● Aim
Pull out each line of the data that includes the word "logo".

● Data section
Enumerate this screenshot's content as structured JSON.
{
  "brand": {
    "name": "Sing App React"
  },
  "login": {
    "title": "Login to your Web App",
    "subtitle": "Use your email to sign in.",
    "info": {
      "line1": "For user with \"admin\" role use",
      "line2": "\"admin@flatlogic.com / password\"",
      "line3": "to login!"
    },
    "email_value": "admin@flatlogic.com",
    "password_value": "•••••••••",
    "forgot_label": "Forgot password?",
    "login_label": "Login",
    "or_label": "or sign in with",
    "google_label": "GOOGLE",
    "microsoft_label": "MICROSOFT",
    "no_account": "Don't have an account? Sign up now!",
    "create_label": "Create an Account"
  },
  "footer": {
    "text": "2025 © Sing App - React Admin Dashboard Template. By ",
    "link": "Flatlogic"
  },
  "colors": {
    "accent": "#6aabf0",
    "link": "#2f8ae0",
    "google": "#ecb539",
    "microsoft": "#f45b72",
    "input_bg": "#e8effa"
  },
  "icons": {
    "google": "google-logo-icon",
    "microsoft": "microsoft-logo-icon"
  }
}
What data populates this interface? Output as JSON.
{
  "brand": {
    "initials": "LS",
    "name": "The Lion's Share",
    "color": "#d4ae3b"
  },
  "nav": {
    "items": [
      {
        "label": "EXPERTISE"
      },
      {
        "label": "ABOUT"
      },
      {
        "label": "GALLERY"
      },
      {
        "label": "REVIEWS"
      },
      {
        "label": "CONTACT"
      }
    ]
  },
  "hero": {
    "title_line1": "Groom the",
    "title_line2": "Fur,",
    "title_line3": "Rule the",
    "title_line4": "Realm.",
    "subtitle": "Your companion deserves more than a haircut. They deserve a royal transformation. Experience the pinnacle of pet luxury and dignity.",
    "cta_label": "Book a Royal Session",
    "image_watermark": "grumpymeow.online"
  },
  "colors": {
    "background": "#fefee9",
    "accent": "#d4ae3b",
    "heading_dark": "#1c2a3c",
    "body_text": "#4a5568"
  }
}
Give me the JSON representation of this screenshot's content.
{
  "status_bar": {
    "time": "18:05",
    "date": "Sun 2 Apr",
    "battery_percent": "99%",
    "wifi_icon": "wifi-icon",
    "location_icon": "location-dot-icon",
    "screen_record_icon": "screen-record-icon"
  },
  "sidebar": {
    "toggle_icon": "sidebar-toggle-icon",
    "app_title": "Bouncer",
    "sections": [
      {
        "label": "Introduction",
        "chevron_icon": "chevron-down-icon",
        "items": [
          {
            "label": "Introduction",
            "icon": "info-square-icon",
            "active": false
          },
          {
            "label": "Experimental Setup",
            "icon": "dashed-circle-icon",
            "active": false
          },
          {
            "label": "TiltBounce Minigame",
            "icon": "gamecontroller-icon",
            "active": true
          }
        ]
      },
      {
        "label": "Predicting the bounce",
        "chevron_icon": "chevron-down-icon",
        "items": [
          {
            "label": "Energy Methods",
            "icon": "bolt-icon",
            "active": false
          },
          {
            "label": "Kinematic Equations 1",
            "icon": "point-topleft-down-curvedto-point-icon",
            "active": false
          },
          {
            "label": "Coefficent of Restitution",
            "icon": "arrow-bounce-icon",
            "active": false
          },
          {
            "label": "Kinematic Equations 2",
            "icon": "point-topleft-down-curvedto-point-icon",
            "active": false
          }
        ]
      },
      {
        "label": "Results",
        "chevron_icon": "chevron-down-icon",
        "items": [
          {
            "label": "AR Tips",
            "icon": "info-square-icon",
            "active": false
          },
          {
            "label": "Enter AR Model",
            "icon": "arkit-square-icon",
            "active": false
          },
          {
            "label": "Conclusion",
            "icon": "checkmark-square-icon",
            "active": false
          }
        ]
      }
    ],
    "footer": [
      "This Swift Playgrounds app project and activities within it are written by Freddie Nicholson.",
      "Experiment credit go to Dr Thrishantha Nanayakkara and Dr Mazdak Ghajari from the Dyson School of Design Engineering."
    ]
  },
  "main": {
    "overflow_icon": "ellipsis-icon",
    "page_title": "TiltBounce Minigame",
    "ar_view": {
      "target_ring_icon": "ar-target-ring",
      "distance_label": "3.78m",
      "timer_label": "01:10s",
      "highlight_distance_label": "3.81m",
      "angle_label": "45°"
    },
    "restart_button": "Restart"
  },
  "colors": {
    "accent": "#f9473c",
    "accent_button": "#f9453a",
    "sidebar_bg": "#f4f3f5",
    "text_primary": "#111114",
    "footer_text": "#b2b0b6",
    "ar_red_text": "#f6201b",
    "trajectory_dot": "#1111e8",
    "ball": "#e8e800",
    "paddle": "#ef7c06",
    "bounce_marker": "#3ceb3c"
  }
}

● Task answer
    "google": "google-logo-icon",
    "microsoft": "microsoft-logo-icon"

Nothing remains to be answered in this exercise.